#### [TASK STATEMENT]
Output the data below in full, character for character.

#### [RAW RECORDS]
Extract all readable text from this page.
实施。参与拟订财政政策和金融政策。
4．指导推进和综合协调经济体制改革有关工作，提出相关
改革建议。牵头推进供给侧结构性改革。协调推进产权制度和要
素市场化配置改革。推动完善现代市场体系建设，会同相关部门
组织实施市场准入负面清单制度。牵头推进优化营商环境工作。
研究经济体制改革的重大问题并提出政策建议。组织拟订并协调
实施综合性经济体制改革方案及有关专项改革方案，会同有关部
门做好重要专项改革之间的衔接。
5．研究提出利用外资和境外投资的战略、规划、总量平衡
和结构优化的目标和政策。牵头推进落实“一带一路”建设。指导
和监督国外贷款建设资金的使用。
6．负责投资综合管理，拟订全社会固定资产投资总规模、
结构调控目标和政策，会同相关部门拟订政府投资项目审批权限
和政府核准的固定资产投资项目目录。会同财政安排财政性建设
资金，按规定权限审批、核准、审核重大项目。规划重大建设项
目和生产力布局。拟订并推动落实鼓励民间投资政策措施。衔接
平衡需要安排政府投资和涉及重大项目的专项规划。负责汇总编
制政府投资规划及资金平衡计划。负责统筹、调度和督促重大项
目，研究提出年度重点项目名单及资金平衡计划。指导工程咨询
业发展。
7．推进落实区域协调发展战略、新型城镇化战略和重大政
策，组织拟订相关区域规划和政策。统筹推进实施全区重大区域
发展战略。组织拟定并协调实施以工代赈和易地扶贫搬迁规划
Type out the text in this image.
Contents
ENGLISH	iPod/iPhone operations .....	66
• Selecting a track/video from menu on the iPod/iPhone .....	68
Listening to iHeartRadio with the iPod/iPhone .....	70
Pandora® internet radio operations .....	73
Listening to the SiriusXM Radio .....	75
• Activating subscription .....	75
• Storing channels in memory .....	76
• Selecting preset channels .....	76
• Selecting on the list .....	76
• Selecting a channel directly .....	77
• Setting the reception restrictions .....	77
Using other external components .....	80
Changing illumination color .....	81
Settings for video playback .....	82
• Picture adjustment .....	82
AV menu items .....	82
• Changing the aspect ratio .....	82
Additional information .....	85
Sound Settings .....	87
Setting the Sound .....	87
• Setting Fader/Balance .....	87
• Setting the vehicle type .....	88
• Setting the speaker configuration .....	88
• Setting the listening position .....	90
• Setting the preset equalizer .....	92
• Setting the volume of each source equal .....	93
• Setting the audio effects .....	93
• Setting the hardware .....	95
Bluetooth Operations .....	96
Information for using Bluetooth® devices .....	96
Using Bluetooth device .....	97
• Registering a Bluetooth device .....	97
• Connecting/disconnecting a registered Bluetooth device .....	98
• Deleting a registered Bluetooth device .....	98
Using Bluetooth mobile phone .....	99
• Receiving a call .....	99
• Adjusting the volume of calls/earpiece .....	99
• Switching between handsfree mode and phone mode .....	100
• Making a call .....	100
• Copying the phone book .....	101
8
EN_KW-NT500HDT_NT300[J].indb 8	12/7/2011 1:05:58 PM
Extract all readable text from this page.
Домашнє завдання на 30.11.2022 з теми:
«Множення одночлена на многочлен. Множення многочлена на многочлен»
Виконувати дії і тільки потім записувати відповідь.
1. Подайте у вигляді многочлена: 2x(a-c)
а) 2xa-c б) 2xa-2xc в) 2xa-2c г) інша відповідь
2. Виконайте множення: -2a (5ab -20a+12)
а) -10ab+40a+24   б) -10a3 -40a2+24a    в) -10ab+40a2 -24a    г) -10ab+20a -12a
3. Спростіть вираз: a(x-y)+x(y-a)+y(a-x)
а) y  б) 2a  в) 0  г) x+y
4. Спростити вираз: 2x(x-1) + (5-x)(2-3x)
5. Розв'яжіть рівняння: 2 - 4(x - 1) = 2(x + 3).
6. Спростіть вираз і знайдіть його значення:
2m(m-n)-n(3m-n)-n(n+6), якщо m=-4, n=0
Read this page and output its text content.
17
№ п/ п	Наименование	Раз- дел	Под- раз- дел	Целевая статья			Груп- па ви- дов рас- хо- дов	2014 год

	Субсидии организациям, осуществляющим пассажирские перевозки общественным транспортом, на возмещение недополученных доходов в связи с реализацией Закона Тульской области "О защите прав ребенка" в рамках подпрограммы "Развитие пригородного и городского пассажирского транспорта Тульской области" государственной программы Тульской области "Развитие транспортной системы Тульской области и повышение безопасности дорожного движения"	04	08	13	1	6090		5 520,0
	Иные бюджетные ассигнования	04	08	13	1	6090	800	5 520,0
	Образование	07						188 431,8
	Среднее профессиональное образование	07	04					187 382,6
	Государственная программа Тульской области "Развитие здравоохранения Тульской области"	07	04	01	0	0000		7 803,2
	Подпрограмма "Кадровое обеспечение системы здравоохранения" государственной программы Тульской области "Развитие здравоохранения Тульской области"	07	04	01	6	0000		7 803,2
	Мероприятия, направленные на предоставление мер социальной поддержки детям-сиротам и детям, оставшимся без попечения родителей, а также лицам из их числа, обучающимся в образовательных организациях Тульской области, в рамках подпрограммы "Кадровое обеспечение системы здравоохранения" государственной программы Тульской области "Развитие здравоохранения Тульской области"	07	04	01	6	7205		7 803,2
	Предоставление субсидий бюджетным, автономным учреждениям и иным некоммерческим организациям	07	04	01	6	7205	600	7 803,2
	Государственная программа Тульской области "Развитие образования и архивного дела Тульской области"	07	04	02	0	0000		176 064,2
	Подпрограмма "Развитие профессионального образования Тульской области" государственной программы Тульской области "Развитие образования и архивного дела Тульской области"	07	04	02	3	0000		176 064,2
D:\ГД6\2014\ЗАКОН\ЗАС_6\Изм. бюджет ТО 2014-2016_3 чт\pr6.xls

#### [FULL ANSWER]
Extract all readable text from this page.
实施。参与拟订财政政策和金融政策。
4．指导推进和综合协调经济体制改革有关工作，提出相关
改革建议。牵头推进供给侧结构性改革。协调推进产权制度和要
素市场化配置改革。推动完善现代市场体系建设，会同相关部门
组织实施市场准入负面清单制度。牵头推进优化营商环境工作。
研究经济体制改革的重大问题并提出政策建议。组织拟订并协调
实施综合性经济体制改革方案及有关专项改革方案，会同有关部
门做好重要专项改革之间的衔接。
5．研究提出利用外资和境外投资的战略、规划、总量平衡
和结构优化的目标和政策。牵头推进落实“一带一路”建设。指导
和监督国外贷款建设资金的使用。
6．负责投资综合管理，拟订全社会固定资产投资总规模、
结构调控目标和政策，会同相关部门拟订政府投资项目审批权限
和政府核准的固定资产投资项目目录。会同财政安排财政性建设
资金，按规定权限审批、核准、审核重大项目。规划重大建设项
目和生产力布局。拟订并推动落实鼓励民间投资政策措施。衔接
平衡需要安排政府投资和涉及重大项目的专项规划。负责汇总编
制政府投资规划及资金平衡计划。负责统筹、调度和督促重大项
目，研究提出年度重点项目名单及资金平衡计划。指导工程咨询
业发展。
7．推进落实区域协调发展战略、新型城镇化战略和重大政
策，组织拟订相关区域规划和政策。统筹推进实施全区重大区域
发展战略。组织拟定并协调实施以工代赈和易地扶贫搬迁规划
Type out the text in this image.
Contents
ENGLISH	iPod/iPhone operations .....	66
• Selecting a track/video from menu on the iPod/iPhone .....	68
Listening to iHeartRadio with the iPod/iPhone .....	70
Pandora® internet radio operations .....	73
Listening to the SiriusXM Radio .....	75
• Activating subscription .....	75
• Storing channels in memory .....	76
• Selecting preset channels .....	76
• Selecting on the list .....	76
• Selecting a channel directly .....	77
• Setting the reception restrictions .....	77
Using other external components .....	80
Changing illumination color .....	81
Settings for video playback .....	82
• Picture adjustment .....	82
AV menu items .....	82
• Changing the aspect ratio .....	82
Additional information .....	85
Sound Settings .....	87
Setting the Sound .....	87
• Setting Fader/Balance .....	87
• Setting the vehicle type .....	88
• Setting the speaker configuration .....	88
• Setting the listening position .....	90
• Setting the preset equalizer .....	92
• Setting the volume of each source equal .....	93
• Setting the audio effects .....	93
• Setting the hardware .....	95
Bluetooth Operations .....	96
Information for using Bluetooth® devices .....	96
Using Bluetooth device .....	97
• Registering a Bluetooth device .....	97
• Connecting/disconnecting a registered Bluetooth device .....	98
• Deleting a registered Bluetooth device .....	98
Using Bluetooth mobile phone .....	99
• Receiving a call .....	99
• Adjusting the volume of calls/earpiece .....	99
• Switching between handsfree mode and phone mode .....	100
• Making a call .....	100
• Copying the phone book .....	101
8
EN_KW-NT500HDT_NT300[J].indb 8	12/7/2011 1:05:58 PM
Extract all readable text from this page.
Домашнє завдання на 30.11.2022 з теми:
«Множення одночлена на многочлен. Множення многочлена на многочлен»
Виконувати дії і тільки потім записувати відповідь.
1. Подайте у вигляді многочлена: 2x(a-c)
а) 2xa-c б) 2xa-2xc в) 2xa-2c г) інша відповідь
2. Виконайте множення: -2a (5ab -20a+12)
а) -10ab+40a+24   б) -10a3 -40a2+24a    в) -10ab+40a2 -24a    г) -10ab+20a -12a
3. Спростіть вираз: a(x-y)+x(y-a)+y(a-x)
а) y  б) 2a  в) 0  г) x+y
4. Спростити вираз: 2x(x-1) + (5-x)(2-3x)
5. Розв'яжіть рівняння: 2 - 4(x - 1) = 2(x + 3).
6. Спростіть вираз і знайдіть його значення:
2m(m-n)-n(3m-n)-n(n+6), якщо m=-4, n=0
Read this page and output its text content.
17
№ п/ п	Наименование	Раз- дел	Под- раз- дел	Целевая статья			Груп- па ви- дов рас- хо- дов	2014 год

	Субсидии организациям, осуществляющим пассажирские перевозки общественным транспортом, на возмещение недополученных доходов в связи с реализацией Закона Тульской области "О защите прав ребенка" в рамках подпрограммы "Развитие пригородного и городского пассажирского транспорта Тульской области" государственной программы Тульской области "Развитие транспортной системы Тульской области и повышение безопасности дорожного движения"	04	08	13	1	6090		5 520,0
	Иные бюджетные ассигнования	04	08	13	1	6090	800	5 520,0
	Образование	07						188 431,8
	Среднее профессиональное образование	07	04					187 382,6
	Государственная программа Тульской области "Развитие здравоохранения Тульской области"	07	04	01	0	0000		7 803,2
	Подпрограмма "Кадровое обеспечение системы здравоохранения" государственной программы Тульской области "Развитие здравоохранения Тульской области"	07	04	01	6	0000		7 803,2
	Мероприятия, направленные на предоставление мер социальной поддержки детям-сиротам и детям, оставшимся без попечения родителей, а также лицам из их числа, обучающимся в образовательных организациях Тульской области, в рамках подпрограммы "Кадровое обеспечение системы здравоохранения" государственной программы Тульской области "Развитие здравоохранения Тульской области"	07	04	01	6	7205		7 803,2
	Предоставление субсидий бюджетным, автономным учреждениям и иным некоммерческим организациям	07	04	01	6	7205	600	7 803,2
	Государственная программа Тульской области "Развитие образования и архивного дела Тульской области"	07	04	02	0	0000		176 064,2
	Подпрограмма "Развитие профессионального образования Тульской области" государственной программы Тульской области "Развитие образования и архивного дела Тульской области"	07	04	02	3	0000		176 064,2
D:\ГД6\2014\ЗАКОН\ЗАС_6\Изм. бюджет ТО 2014-2016_3 чт\pr6.xls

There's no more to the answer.